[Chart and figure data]
┄┄┄┄┄┄

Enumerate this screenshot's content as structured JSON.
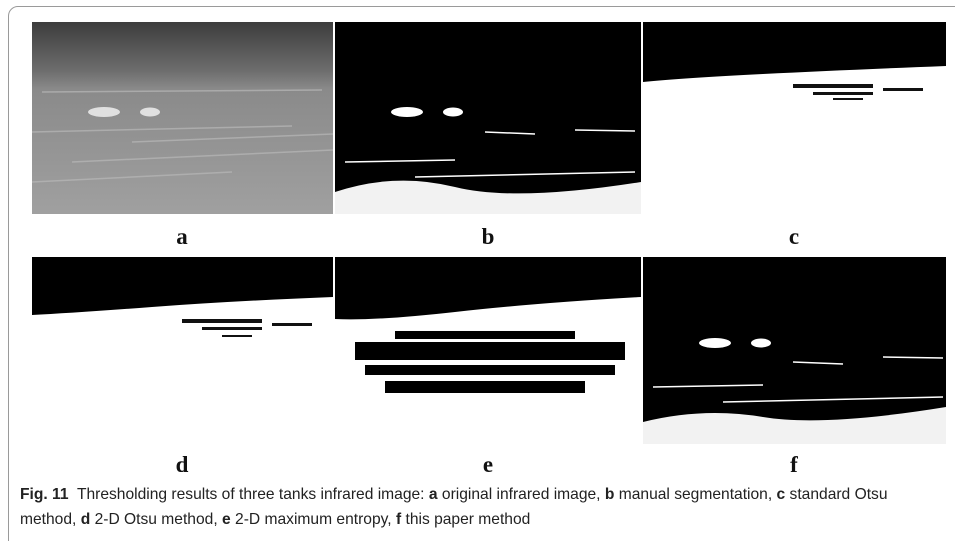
{
  "figure": {
    "panels": [
      "a",
      "b",
      "c",
      "d",
      "e",
      "f"
    ],
    "caption": {
      "label": "Fig. 11",
      "intro": "Thresholding results of three tanks infrared image:",
      "items": [
        {
          "key": "a",
          "text": "original infrared image,"
        },
        {
          "key": "b",
          "text": "manual segmentation,"
        },
        {
          "key": "c",
          "text": "standard Otsu method,"
        },
        {
          "key": "d",
          "text": "2-D Otsu method,"
        },
        {
          "key": "e",
          "text": "2-D maximum entropy,"
        },
        {
          "key": "f",
          "text": "this paper method"
        }
      ]
    }
  }
}
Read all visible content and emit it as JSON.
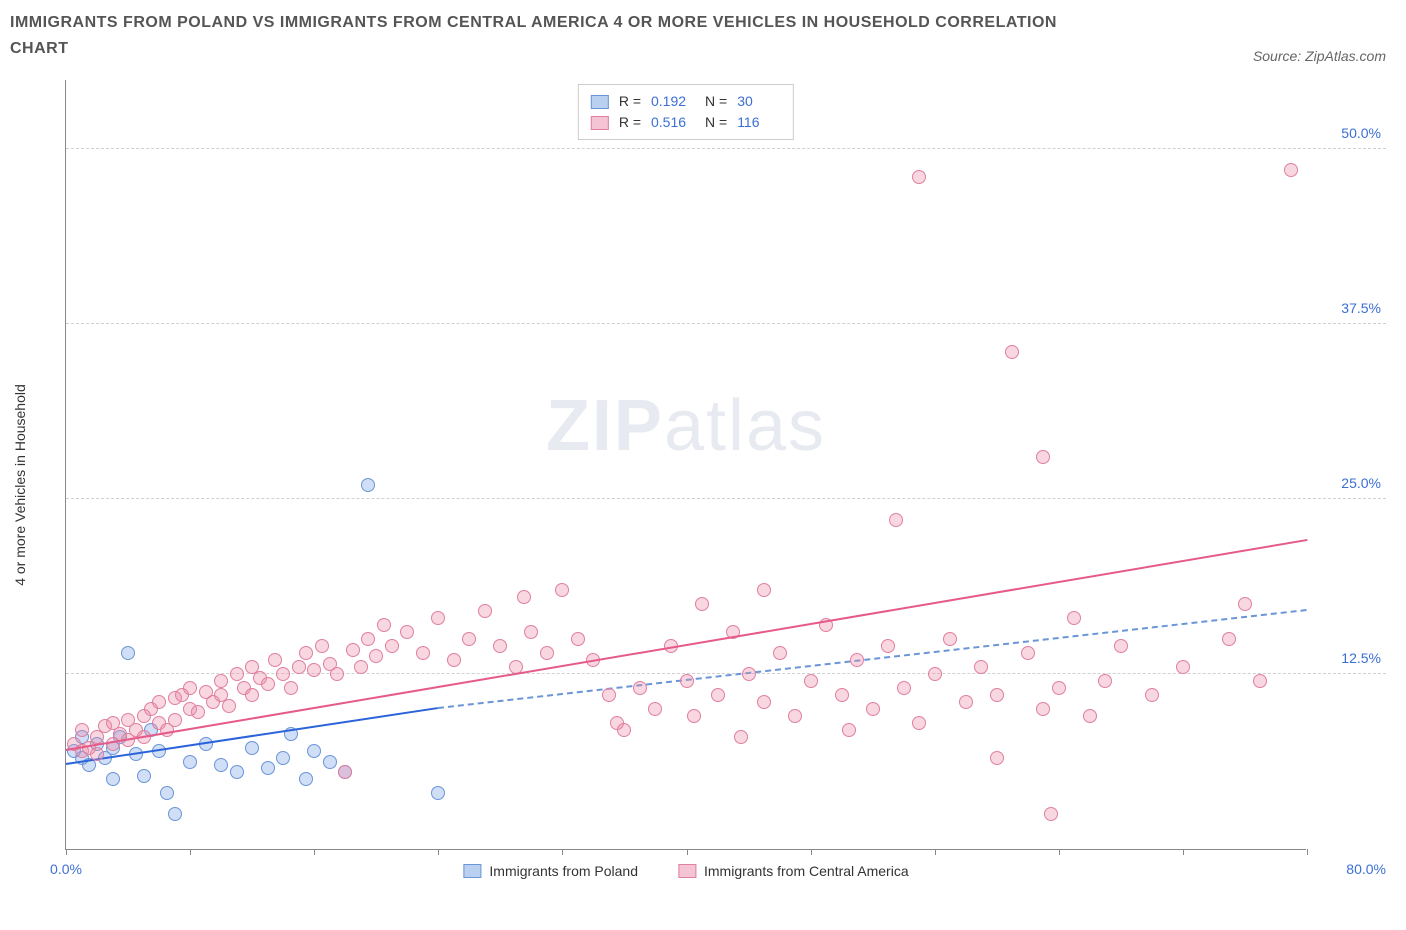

┄┄┄┄┄┄

Task goal>
Take the records above and transcribe them exactly, dropping every picture.

Solution for this exercise>
Enumerate this screenshot's content as structured JSON.
{
  "figure": {
    "panels": [
      "a",
      "b",
      "c",
      "d",
      "e",
      "f"
    ],
    "caption": {
      "label": "Fig. 11",
      "intro": "Thresholding results of three tanks infrared image:",
      "items": [
        {
          "key": "a",
          "text": "original infrared image,"
        },
        {
          "key": "b",
          "text": "manual segmentation,"
        },
        {
          "key": "c",
          "text": "standard Otsu method,"
        },
        {
          "key": "d",
          "text": "2-D Otsu method,"
        },
        {
          "key": "e",
          "text": "2-D maximum entropy,"
        },
        {
          "key": "f",
          "text": "this paper method"
        }
      ]
    }
  }
}
Read all visible content and emit it as JSON.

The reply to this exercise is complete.